(PROBLEM STATEMENT) Please find every line in the entries below that contains the string "name", and copy it.

(DATA FOR THE TASK)
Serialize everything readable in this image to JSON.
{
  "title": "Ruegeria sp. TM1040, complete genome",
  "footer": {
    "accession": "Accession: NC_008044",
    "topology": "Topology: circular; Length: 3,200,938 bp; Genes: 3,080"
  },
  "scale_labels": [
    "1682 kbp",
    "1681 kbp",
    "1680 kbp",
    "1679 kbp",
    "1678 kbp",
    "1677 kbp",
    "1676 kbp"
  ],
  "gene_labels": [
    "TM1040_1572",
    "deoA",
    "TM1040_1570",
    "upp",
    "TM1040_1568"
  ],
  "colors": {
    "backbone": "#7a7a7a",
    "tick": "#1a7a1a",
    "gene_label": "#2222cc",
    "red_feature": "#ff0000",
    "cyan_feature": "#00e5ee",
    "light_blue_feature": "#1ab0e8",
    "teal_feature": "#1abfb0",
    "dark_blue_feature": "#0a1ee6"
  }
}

* * *

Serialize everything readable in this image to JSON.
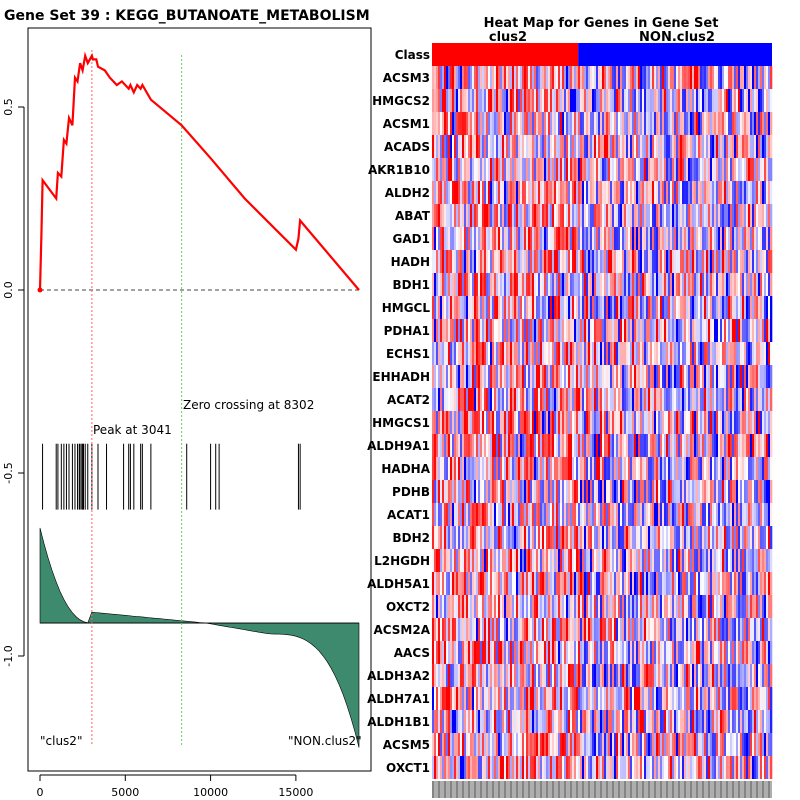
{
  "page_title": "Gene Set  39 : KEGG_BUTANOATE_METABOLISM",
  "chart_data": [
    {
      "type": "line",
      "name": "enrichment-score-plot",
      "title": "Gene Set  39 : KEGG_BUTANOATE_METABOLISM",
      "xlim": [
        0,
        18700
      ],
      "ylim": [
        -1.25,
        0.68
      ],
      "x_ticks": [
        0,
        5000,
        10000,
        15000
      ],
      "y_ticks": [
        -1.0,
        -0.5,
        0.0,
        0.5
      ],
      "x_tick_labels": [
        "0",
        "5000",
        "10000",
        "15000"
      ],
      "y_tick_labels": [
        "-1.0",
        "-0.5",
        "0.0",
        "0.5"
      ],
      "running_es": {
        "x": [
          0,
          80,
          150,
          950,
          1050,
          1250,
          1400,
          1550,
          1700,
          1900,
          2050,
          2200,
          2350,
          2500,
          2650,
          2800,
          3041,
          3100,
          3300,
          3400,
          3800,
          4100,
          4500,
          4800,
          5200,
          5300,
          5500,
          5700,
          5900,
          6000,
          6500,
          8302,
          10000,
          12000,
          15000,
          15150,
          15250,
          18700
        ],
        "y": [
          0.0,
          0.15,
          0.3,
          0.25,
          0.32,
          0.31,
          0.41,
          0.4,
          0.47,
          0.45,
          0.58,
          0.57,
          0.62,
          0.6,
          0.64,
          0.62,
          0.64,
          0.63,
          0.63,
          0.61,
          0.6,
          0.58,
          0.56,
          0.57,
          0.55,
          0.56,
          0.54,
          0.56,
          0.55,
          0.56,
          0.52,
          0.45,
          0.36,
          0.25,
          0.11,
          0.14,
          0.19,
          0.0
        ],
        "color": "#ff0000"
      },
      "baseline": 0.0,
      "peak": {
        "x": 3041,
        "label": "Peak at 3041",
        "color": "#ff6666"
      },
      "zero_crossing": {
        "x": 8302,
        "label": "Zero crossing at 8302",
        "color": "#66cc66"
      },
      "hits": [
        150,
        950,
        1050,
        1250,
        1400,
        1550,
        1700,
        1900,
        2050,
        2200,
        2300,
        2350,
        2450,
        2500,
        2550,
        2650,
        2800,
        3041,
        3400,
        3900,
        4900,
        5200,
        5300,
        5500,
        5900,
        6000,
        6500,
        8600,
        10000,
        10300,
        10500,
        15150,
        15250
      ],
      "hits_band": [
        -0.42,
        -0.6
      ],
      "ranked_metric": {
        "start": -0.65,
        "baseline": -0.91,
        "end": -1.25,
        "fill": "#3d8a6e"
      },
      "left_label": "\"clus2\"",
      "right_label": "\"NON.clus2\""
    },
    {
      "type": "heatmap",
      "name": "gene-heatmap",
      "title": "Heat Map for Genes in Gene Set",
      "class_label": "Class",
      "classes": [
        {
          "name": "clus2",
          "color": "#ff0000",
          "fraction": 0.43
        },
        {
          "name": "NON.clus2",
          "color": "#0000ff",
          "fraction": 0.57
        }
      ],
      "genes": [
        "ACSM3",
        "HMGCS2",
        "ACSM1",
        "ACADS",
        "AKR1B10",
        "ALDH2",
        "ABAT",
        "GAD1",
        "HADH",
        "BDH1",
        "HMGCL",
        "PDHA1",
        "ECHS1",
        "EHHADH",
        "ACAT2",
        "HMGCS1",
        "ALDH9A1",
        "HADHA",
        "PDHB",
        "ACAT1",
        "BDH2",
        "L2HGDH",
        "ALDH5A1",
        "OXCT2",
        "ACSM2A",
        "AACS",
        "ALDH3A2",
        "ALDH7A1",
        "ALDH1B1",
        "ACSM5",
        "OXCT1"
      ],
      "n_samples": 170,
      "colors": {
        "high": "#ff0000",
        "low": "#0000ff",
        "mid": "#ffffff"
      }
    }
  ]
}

(YOUR RESPONSE)
      "name": "enrichment-score-plot",
      "name": "gene-heatmap",
          "name": "clus2",
          "name": "NON.clus2",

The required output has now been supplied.